_What is required_
Copy every line of the data that contains the string "JSON".

_Given records_
----
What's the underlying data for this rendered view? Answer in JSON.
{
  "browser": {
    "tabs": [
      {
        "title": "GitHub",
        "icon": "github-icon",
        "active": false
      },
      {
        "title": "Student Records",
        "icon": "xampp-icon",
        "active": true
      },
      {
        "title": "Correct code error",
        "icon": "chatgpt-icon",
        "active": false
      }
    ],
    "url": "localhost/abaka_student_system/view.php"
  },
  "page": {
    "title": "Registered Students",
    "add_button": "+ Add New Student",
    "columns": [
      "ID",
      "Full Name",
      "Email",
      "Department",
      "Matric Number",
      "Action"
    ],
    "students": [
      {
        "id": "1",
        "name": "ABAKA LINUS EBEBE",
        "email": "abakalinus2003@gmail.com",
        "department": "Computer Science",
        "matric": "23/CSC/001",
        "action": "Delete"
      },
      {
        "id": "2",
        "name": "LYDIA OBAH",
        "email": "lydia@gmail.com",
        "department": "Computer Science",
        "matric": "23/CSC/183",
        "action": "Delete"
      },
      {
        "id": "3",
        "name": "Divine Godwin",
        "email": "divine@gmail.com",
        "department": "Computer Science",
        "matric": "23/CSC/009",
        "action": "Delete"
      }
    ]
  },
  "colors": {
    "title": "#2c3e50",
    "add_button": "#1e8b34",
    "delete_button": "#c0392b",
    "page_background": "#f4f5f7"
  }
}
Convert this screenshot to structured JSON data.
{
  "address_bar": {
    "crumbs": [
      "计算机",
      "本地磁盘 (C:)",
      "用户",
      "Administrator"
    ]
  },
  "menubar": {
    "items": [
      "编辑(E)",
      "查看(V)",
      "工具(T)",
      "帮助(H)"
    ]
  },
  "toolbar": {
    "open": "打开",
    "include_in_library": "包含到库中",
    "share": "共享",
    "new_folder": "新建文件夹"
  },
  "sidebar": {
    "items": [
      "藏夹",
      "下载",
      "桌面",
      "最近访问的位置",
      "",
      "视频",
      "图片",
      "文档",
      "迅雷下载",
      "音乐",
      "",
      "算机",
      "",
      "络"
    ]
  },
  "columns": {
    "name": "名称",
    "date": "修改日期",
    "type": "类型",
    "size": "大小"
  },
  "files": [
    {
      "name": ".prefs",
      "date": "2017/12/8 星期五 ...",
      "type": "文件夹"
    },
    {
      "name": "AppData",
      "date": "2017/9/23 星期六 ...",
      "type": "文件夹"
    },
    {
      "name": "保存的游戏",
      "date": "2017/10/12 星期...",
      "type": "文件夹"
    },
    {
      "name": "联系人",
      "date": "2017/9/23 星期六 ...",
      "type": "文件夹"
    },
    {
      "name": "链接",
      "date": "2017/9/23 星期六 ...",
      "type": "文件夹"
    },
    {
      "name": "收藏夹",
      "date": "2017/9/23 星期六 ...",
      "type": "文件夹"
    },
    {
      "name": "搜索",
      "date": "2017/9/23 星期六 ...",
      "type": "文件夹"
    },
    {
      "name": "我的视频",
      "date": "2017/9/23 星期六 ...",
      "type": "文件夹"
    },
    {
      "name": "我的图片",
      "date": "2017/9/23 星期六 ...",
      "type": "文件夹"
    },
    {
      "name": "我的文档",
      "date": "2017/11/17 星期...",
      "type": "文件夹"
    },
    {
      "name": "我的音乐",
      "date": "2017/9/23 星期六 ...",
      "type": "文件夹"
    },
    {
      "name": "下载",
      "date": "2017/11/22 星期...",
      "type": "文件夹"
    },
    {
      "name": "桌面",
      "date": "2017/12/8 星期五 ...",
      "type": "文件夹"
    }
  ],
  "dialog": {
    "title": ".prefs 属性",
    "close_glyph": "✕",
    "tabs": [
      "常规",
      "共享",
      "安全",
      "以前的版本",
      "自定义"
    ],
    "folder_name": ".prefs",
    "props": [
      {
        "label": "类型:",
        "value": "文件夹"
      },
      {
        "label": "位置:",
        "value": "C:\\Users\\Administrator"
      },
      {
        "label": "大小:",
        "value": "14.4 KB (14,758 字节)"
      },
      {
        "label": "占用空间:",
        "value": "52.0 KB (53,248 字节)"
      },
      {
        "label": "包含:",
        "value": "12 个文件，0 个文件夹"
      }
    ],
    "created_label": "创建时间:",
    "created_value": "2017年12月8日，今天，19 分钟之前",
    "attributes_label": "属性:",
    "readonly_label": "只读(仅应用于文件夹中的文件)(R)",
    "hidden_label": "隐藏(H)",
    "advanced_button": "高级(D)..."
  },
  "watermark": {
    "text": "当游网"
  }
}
----
_The output_
What's the underlying data for this rendered view? Answer in JSON.
Convert this screenshot to structured JSON data.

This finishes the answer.